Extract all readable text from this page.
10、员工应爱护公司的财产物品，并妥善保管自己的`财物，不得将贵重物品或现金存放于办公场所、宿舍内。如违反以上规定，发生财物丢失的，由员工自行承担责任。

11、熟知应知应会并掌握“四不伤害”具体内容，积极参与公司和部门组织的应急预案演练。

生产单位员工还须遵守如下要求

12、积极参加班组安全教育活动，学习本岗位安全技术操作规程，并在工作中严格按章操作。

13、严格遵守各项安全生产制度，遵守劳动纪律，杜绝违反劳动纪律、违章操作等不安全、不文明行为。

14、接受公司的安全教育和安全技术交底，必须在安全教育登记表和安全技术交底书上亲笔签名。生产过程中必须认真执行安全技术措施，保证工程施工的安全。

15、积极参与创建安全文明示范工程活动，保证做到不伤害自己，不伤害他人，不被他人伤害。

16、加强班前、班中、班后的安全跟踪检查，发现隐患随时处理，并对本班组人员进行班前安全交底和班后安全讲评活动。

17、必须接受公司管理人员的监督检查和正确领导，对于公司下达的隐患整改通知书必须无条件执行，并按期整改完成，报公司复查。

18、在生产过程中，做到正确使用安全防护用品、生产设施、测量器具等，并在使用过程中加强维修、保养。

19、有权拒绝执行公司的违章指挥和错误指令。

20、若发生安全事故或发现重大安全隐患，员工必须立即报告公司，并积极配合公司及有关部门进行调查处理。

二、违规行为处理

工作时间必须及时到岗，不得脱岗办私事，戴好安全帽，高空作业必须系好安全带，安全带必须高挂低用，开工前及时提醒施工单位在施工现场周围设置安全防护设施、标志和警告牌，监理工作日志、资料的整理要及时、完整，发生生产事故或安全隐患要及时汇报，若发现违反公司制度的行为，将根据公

**SET PROBLEM**. Your task is to reproduce all of the records exactly.

**TASK RESULT**.
Extract all readable text from this page.
10、员工应爱护公司的财产物品，并妥善保管自己的`财物，不得将贵重物品或现金存放于办公场所、宿舍内。如违反以上规定，发生财物丢失的，由员工自行承担责任。

11、熟知应知应会并掌握“四不伤害”具体内容，积极参与公司和部门组织的应急预案演练。

生产单位员工还须遵守如下要求

12、积极参加班组安全教育活动，学习本岗位安全技术操作规程，并在工作中严格按章操作。

13、严格遵守各项安全生产制度，遵守劳动纪律，杜绝违反劳动纪律、违章操作等不安全、不文明行为。

14、接受公司的安全教育和安全技术交底，必须在安全教育登记表和安全技术交底书上亲笔签名。生产过程中必须认真执行安全技术措施，保证工程施工的安全。

15、积极参与创建安全文明示范工程活动，保证做到不伤害自己，不伤害他人，不被他人伤害。

16、加强班前、班中、班后的安全跟踪检查，发现隐患随时处理，并对本班组人员进行班前安全交底和班后安全讲评活动。

17、必须接受公司管理人员的监督检查和正确领导，对于公司下达的隐患整改通知书必须无条件执行，并按期整改完成，报公司复查。

18、在生产过程中，做到正确使用安全防护用品、生产设施、测量器具等，并在使用过程中加强维修、保养。

19、有权拒绝执行公司的违章指挥和错误指令。

20、若发生安全事故或发现重大安全隐患，员工必须立即报告公司，并积极配合公司及有关部门进行调查处理。

二、违规行为处理

工作时间必须及时到岗，不得脱岗办私事，戴好安全帽，高空作业必须系好安全带，安全带必须高挂低用，开工前及时提醒施工单位在施工现场周围设置安全防护设施、标志和警告牌，监理工作日志、资料的整理要及时、完整，发生生产事故或安全隐患要及时汇报，若发现违反公司制度的行为，将根据公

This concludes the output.